Stored data entries
========================================================================

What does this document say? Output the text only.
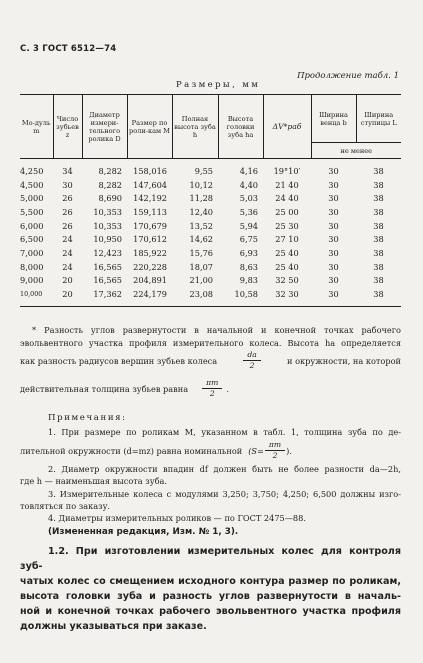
С. 3 ГОСТ 6512—74
Продолжение табл. 1
Размеры, мм
Мо-дуль m	Число зубьев z	Диаметр измери-тельного ролика D	Размер по роли-кам M	Полная высота зуба h	Высота головки зуба ha	ΔV*раб	Ширина венца b	Ширина ступицы L
							не менее	
4,250	34	8,282	158,016	9,55	4,16	19°10′	30	38
4,500	30	8,282	147,604	10,12	4,40	21 40	30	38
5,000	26	8,690	142,192	11,28	5,03	24 40	30	38
5,500	26	10,353	159,113	12,40	5,36	25 00	30	38
6,000	26	10,353	170,679	13,52	5,94	25 30	30	38
6,500	24	10,950	170,612	14,62	6,75	27 10	30	38
7,000	24	12,423	185,922	15,76	6,93	25 40	30	38
8,000	24	16,565	220,228	18,07	8,63	25 40	30	38
9,000	20	16,565	204,891	21,00	9,83	32 50	30	38
10,000	20	17,362	224,179	23,08	10,58	32 30	30	38
* Разность углов развернутости в начальной и конечной точках рабочего
эвольвентного участка профиля измерительного колеса. Высота ha определяется
как разность радиусов вершин зубьев колеса	$\frac{da}{2}$	и окружности, на которой
действительная толщина зубьев равна $\frac{\pi m}{2}$ .
Примечания:
1. При размере по роликам M, указанном в табл. 1, толщина зуба по де-
лительной окружности (d=mz) равна номинальной ($S= \frac{\pi m}{2}$ ).
2. Диаметр окружности впадин df должен быть не более разности da—2h,
где h — наименьшая высота зуба.
3. Измерительные колеса с модулями 3,250; 3,750; 4,250; 6,500 должны изго-
товляться по заказу.
4. Диаметры измерительных роликов — по ГОСТ 2475—88.
(Измененная редакция, Изм. № 1, 3).
1.2. При изготовлении измерительных колес для контроля зуб-
чатых колес со смещением исходного контура размер по роликам,
высота головки зуба и разность углов развернутости в началь-
ной и конечной точках рабочего эвольвентного участка профиля
должны указываться при заказе.
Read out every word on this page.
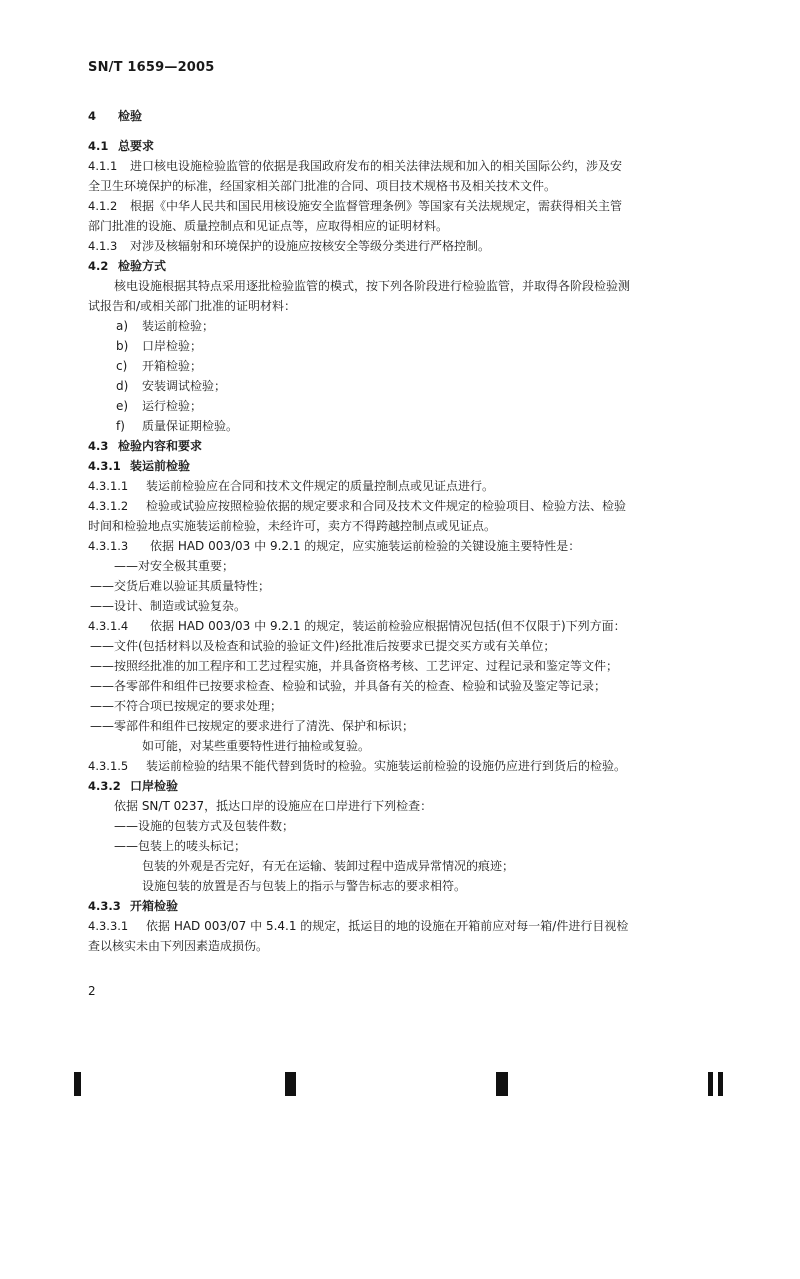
SN/T 1659—2005
4 检验
4.1 总要求
4.1.1 进口核电设施检验监管的依据是我国政府发布的相关法律法规和加入的相关国际公约，涉及安
全卫生环境保护的标准，经国家相关部门批准的合同、项目技术规格书及相关技术文件。
4.1.2 根据《中华人民共和国民用核设施安全监督管理条例》等国家有关法规规定，需获得相关主管
部门批准的设施、质量控制点和见证点等，应取得相应的证明材料。
4.1.3 对涉及核辐射和环境保护的设施应按核安全等级分类进行严格控制。
4.2 检验方式
核电设施根据其特点采用逐批检验监管的模式，按下列各阶段进行检验监管，并取得各阶段检验测
试报告和/或相关部门批准的证明材料：
a) 装运前检验；
b) 口岸检验；
c) 开箱检验；
d) 安装调试检验；
e) 运行检验；
f) 质量保证期检验。
4.3 检验内容和要求
4.3.1 装运前检验
4.3.1.1 装运前检验应在合同和技术文件规定的质量控制点或见证点进行。
4.3.1.2 检验或试验应按照检验依据的规定要求和合同及技术文件规定的检验项目、检验方法、检验
时间和检验地点实施装运前检验，未经许可，卖方不得跨越控制点或见证点。
4.3.1.3 依据 HAD 003/03 中 9.2.1 的规定，应实施装运前检验的关键设施主要特性是：
——对安全极其重要；
——交货后难以验证其质量特性；
——设计、制造或试验复杂。
4.3.1.4 依据 HAD 003/03 中 9.2.1 的规定，装运前检验应根据情况包括(但不仅限于)下列方面：
——文件(包括材料以及检查和试验的验证文件)经批准后按要求已提交买方或有关单位；
——按照经批准的加工程序和工艺过程实施，并具备资格考核、工艺评定、过程记录和鉴定等文件；
——各零部件和组件已按要求检查、检验和试验，并具备有关的检查、检验和试验及鉴定等记录；
——不符合项已按规定的要求处理；
——零部件和组件已按规定的要求进行了清洗、保护和标识；
如可能，对某些重要特性进行抽检或复验。
4.3.1.5 装运前检验的结果不能代替到货时的检验。实施装运前检验的设施仍应进行到货后的检验。
4.3.2 口岸检验
依据 SN/T 0237，抵达口岸的设施应在口岸进行下列检查：
——设施的包装方式及包装件数；
——包装上的唛头标记；
包装的外观是否完好，有无在运输、装卸过程中造成异常情况的痕迹；
设施包装的放置是否与包装上的指示与警告标志的要求相符。
4.3.3 开箱检验
4.3.3.1 依据 HAD 003/07 中 5.4.1 的规定，抵运目的地的设施在开箱前应对每一箱/件进行目视检
查以核实未由下列因素造成损伤。
2
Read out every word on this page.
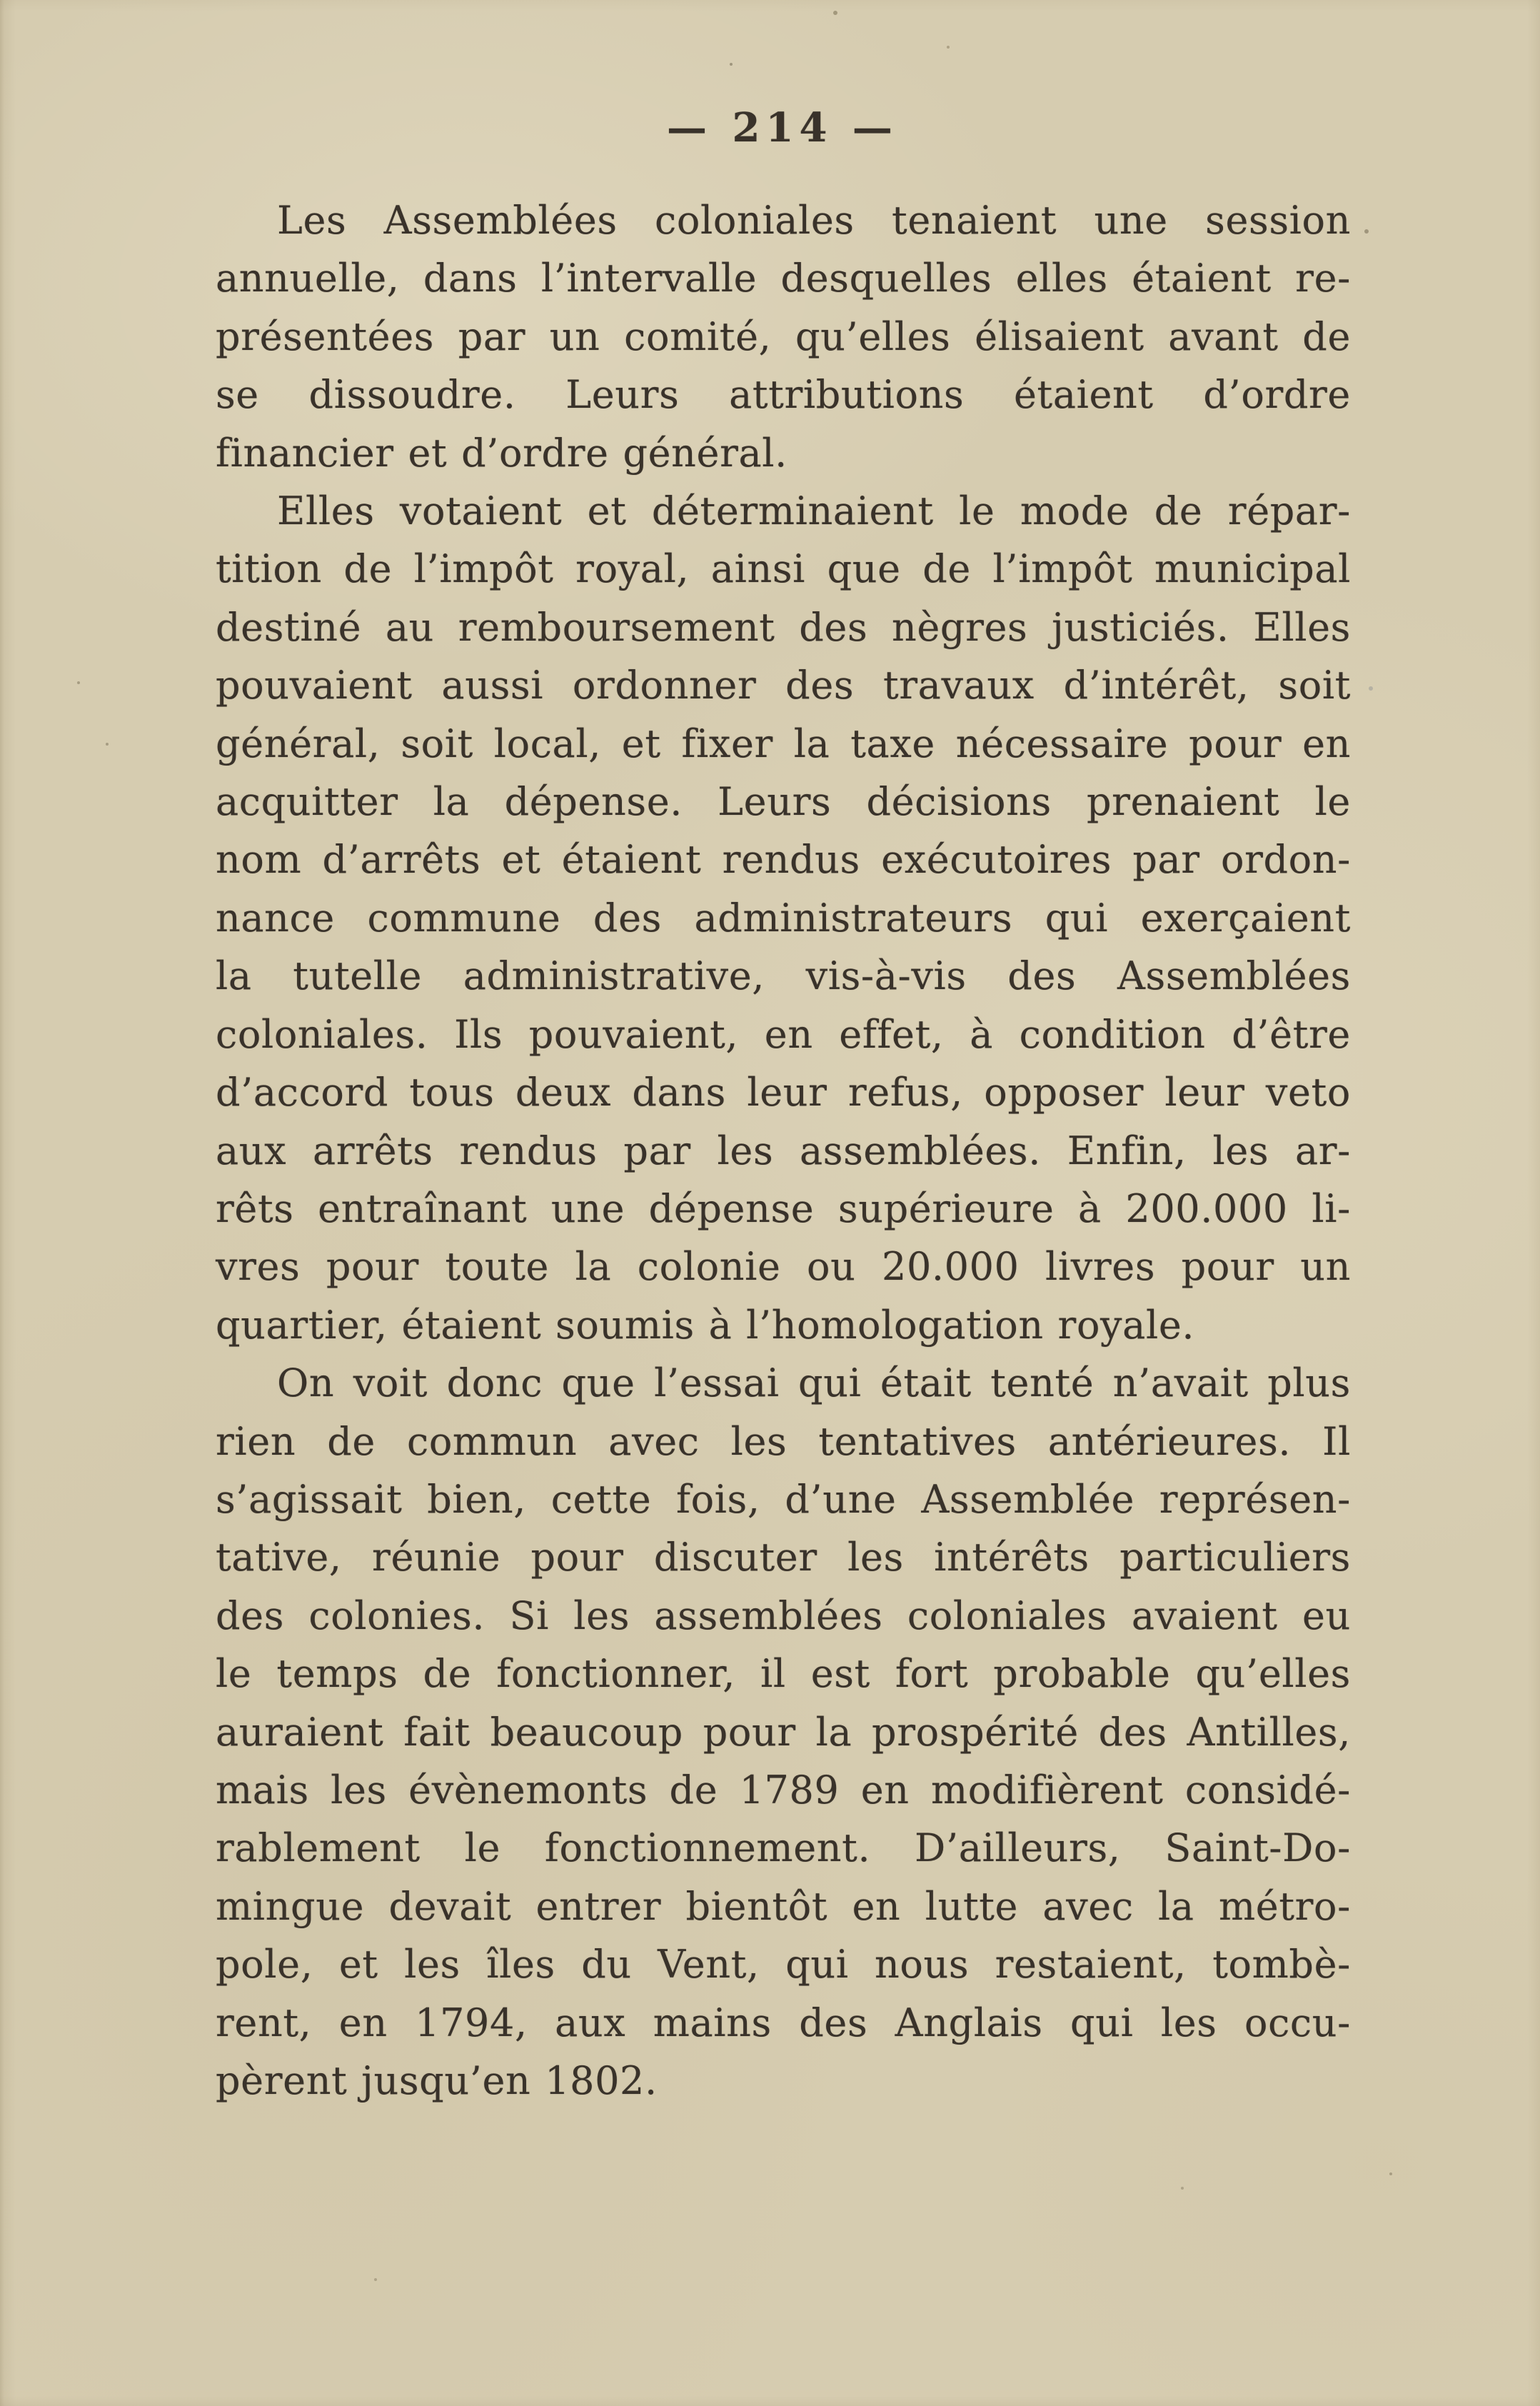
— 214 —
Les Assemblées coloniales tenaient une session
annuelle, dans l’intervalle desquelles elles étaient re-
présentées par un comité, qu’elles élisaient avant de
se dissoudre. Leurs attributions étaient d’ordre
financier et d’ordre général.
Elles votaient et déterminaient le mode de répar-
tition de l’impôt royal, ainsi que de l’impôt municipal
destiné au remboursement des nègres justiciés. Elles
pouvaient aussi ordonner des travaux d’intérêt, soit
général, soit local, et fixer la taxe nécessaire pour en
acquitter la dépense. Leurs décisions prenaient le
nom d’arrêts et étaient rendus exécutoires par ordon-
nance commune des administrateurs qui exerçaient
la tutelle administrative, vis-à-vis des Assemblées
coloniales. Ils pouvaient, en effet, à condition d’être
d’accord tous deux dans leur refus, opposer leur veto
aux arrêts rendus par les assemblées. Enfin, les ar-
rêts entraînant une dépense supérieure à 200.000 li-
vres pour toute la colonie ou 20.000 livres pour un
quartier, étaient soumis à l’homologation royale.
On voit donc que l’essai qui était tenté n’avait plus
rien de commun avec les tentatives antérieures. Il
s’agissait bien, cette fois, d’une Assemblée représen-
tative, réunie pour discuter les intérêts particuliers
des colonies. Si les assemblées coloniales avaient eu
le temps de fonctionner, il est fort probable qu’elles
auraient fait beaucoup pour la prospérité des Antilles,
mais les évènemonts de 1789 en modifièrent considé-
rablement le fonctionnement. D’ailleurs, Saint-Do-
mingue devait entrer bientôt en lutte avec la métro-
pole, et les îles du Vent, qui nous restaient, tombè-
rent, en 1794, aux mains des Anglais qui les occu-
pèrent jusqu’en 1802.
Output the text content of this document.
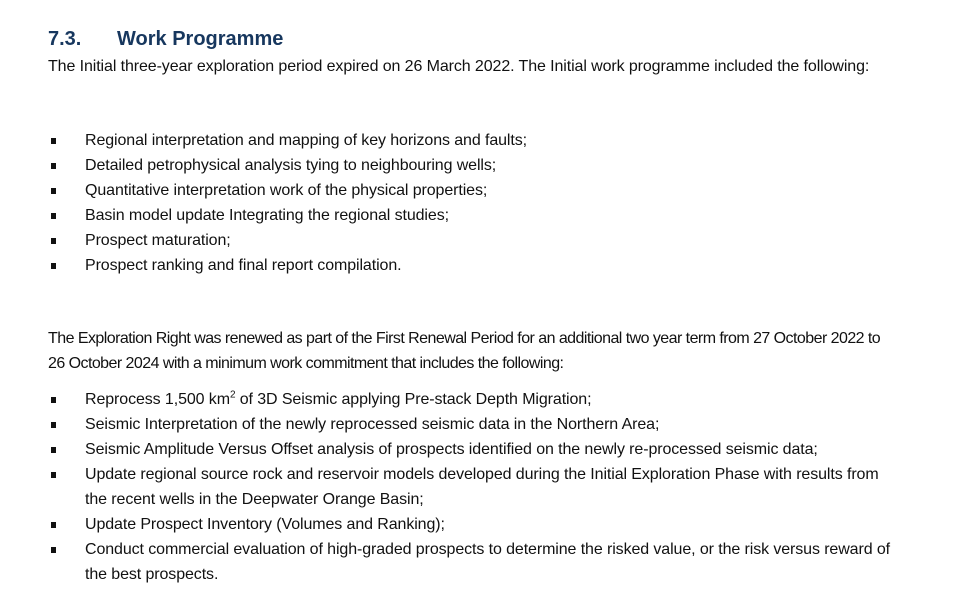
7.3.	Work Programme

The Initial three-year exploration period expired on 26 March 2022. The Initial work programme included the following:

Regional interpretation and mapping of key horizons and faults;
Detailed petrophysical analysis tying to neighbouring wells;
Quantitative interpretation work of the physical properties;
Basin model update Integrating the regional studies;
Prospect maturation;
Prospect ranking and final report compilation.

The Exploration Right was renewed as part of the First Renewal Period for an additional two year term from 27 October 2022 to 26 October 2024 with a minimum work commitment that includes the following:

Reprocess 1,500 $km^2$ of 3D Seismic applying Pre-stack Depth Migration;
Seismic Interpretation of the newly reprocessed seismic data in the Northern Area;
Seismic Amplitude Versus Offset analysis of prospects identified on the newly re-processed seismic data;
Update regional source rock and reservoir models developed during the Initial Exploration Phase with results from the recent wells in the Deepwater Orange Basin;
Update Prospect Inventory (Volumes and Ranking);
Conduct commercial evaluation of high-graded prospects to determine the risked value, or the risk versus reward of the best prospects.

========================================================================

Exercise instructions:
Beginning with the line that holds "Output the text content of this document.", extract every line to the end of the material, exactly as it stands, and drop the pictures.

Finished task:
Output the text content of this document.
7.3.	Work Programme

The Initial three-year exploration period expired on 26 March 2022. The Initial work programme included the following:

Regional interpretation and mapping of key horizons and faults;
Detailed petrophysical analysis tying to neighbouring wells;
Quantitative interpretation work of the physical properties;
Basin model update Integrating the regional studies;
Prospect maturation;
Prospect ranking and final report compilation.

The Exploration Right was renewed as part of the First Renewal Period for an additional two year term from 27 October 2022 to 26 October 2024 with a minimum work commitment that includes the following:

Reprocess 1,500 $km^2$ of 3D Seismic applying Pre-stack Depth Migration;
Seismic Interpretation of the newly reprocessed seismic data in the Northern Area;
Seismic Amplitude Versus Offset analysis of prospects identified on the newly re-processed seismic data;
Update regional source rock and reservoir models developed during the Initial Exploration Phase with results from the recent wells in the Deepwater Orange Basin;
Update Prospect Inventory (Volumes and Ranking);
Conduct commercial evaluation of high-graded prospects to determine the risked value, or the risk versus reward of the best prospects.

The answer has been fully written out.